*SHORT TASK*
Write out the entire listing below exactly as it appears, minus any pictures.

*RECORDS*
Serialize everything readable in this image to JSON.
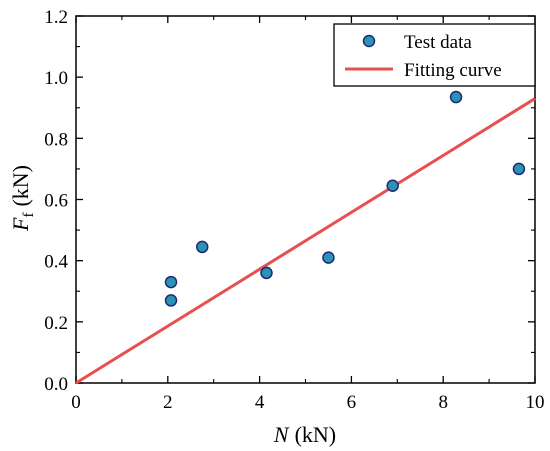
{
  "chart_data": {
    "type": "scatter",
    "title": "",
    "xlabel": {
      "var": "N",
      "unit": "(kN)"
    },
    "ylabel": {
      "var": "F",
      "sub": "f",
      "unit": "(kN)"
    },
    "xlim": [
      0,
      10
    ],
    "ylim": [
      0.0,
      1.2
    ],
    "xticks": [
      "0",
      "2",
      "4",
      "6",
      "8",
      "10"
    ],
    "yticks": [
      "0.0",
      "0.2",
      "0.4",
      "0.6",
      "0.8",
      "1.0",
      "1.2"
    ],
    "grid": false,
    "legend_position": "top-right",
    "series": [
      {
        "name": "Test data",
        "kind": "scatter",
        "color": "#2a93b5",
        "edge_color": "#1d2a73",
        "points": [
          {
            "x": 2.07,
            "y": 0.33
          },
          {
            "x": 2.07,
            "y": 0.27
          },
          {
            "x": 2.75,
            "y": 0.445
          },
          {
            "x": 4.15,
            "y": 0.36
          },
          {
            "x": 5.5,
            "y": 0.41
          },
          {
            "x": 6.9,
            "y": 0.645
          },
          {
            "x": 8.28,
            "y": 0.935
          },
          {
            "x": 9.65,
            "y": 0.7
          }
        ]
      },
      {
        "name": "Fitting curve",
        "kind": "line",
        "color": "#e8504f",
        "points": [
          {
            "x": 0,
            "y": 0.0
          },
          {
            "x": 10,
            "y": 0.93
          }
        ]
      }
    ]
  }
}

*ANSWER TO THE EXERCISE*
Serialize everything readable in this image to JSON.
{
  "chart_data": {
    "type": "scatter",
    "title": "",
    "xlabel": {
      "var": "N",
      "unit": "(kN)"
    },
    "ylabel": {
      "var": "F",
      "sub": "f",
      "unit": "(kN)"
    },
    "xlim": [
      0,
      10
    ],
    "ylim": [
      0.0,
      1.2
    ],
    "xticks": [
      "0",
      "2",
      "4",
      "6",
      "8",
      "10"
    ],
    "yticks": [
      "0.0",
      "0.2",
      "0.4",
      "0.6",
      "0.8",
      "1.0",
      "1.2"
    ],
    "grid": false,
    "legend_position": "top-right",
    "series": [
      {
        "name": "Test data",
        "kind": "scatter",
        "color": "#2a93b5",
        "edge_color": "#1d2a73",
        "points": [
          {
            "x": 2.07,
            "y": 0.33
          },
          {
            "x": 2.07,
            "y": 0.27
          },
          {
            "x": 2.75,
            "y": 0.445
          },
          {
            "x": 4.15,
            "y": 0.36
          },
          {
            "x": 5.5,
            "y": 0.41
          },
          {
            "x": 6.9,
            "y": 0.645
          },
          {
            "x": 8.28,
            "y": 0.935
          },
          {
            "x": 9.65,
            "y": 0.7
          }
        ]
      },
      {
        "name": "Fitting curve",
        "kind": "line",
        "color": "#e8504f",
        "points": [
          {
            "x": 0,
            "y": 0.0
          },
          {
            "x": 10,
            "y": 0.93
          }
        ]
      }
    ]
  }
}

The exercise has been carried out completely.